▸ **What is expected**
Count the lines below that contain the word "местоположения", and reply with that number alone.

▸ **Data for the task**
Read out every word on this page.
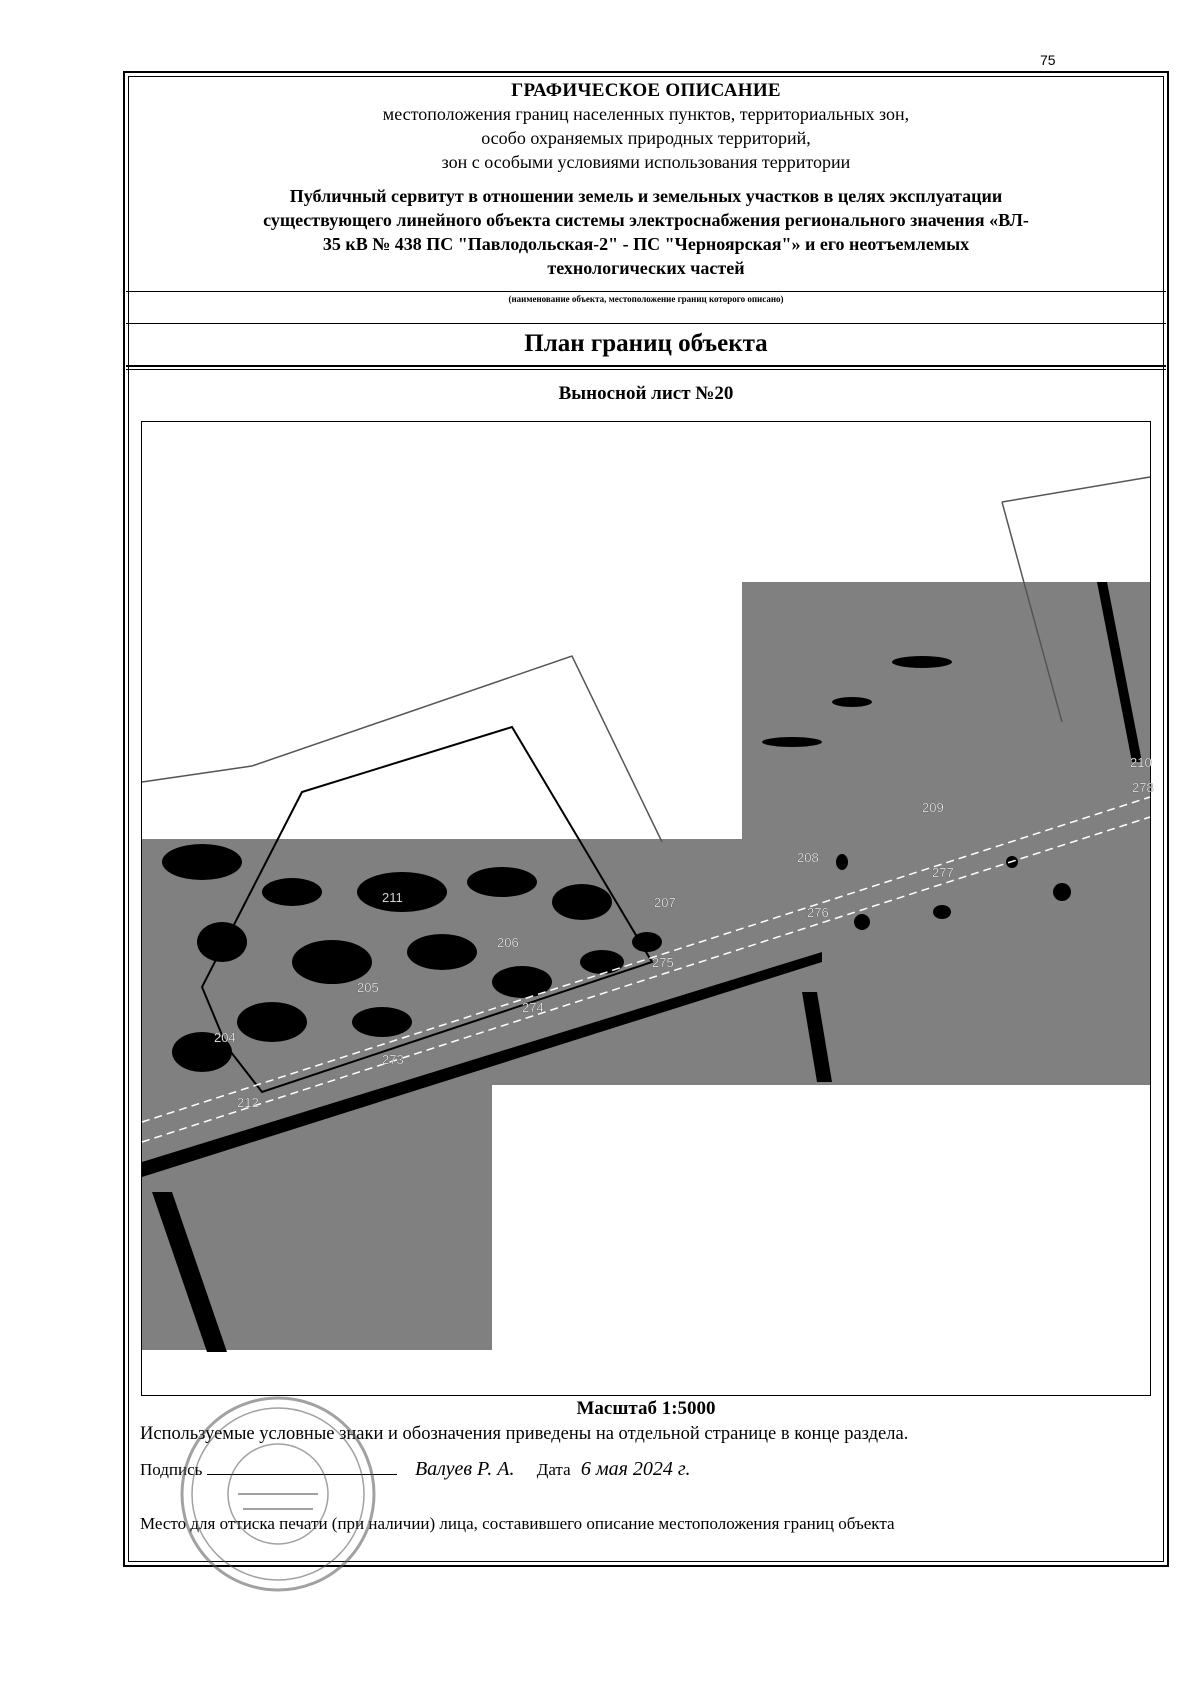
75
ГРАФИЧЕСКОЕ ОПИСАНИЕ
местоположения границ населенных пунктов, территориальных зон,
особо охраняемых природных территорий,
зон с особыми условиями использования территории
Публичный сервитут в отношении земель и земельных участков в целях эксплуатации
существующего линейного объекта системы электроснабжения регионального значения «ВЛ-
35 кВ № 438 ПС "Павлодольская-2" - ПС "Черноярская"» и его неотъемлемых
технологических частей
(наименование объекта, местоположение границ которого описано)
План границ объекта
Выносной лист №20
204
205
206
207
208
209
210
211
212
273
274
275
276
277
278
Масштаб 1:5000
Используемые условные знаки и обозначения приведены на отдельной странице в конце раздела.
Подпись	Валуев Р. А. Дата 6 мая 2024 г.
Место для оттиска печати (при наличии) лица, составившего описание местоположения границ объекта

▸ **Response to this task**
2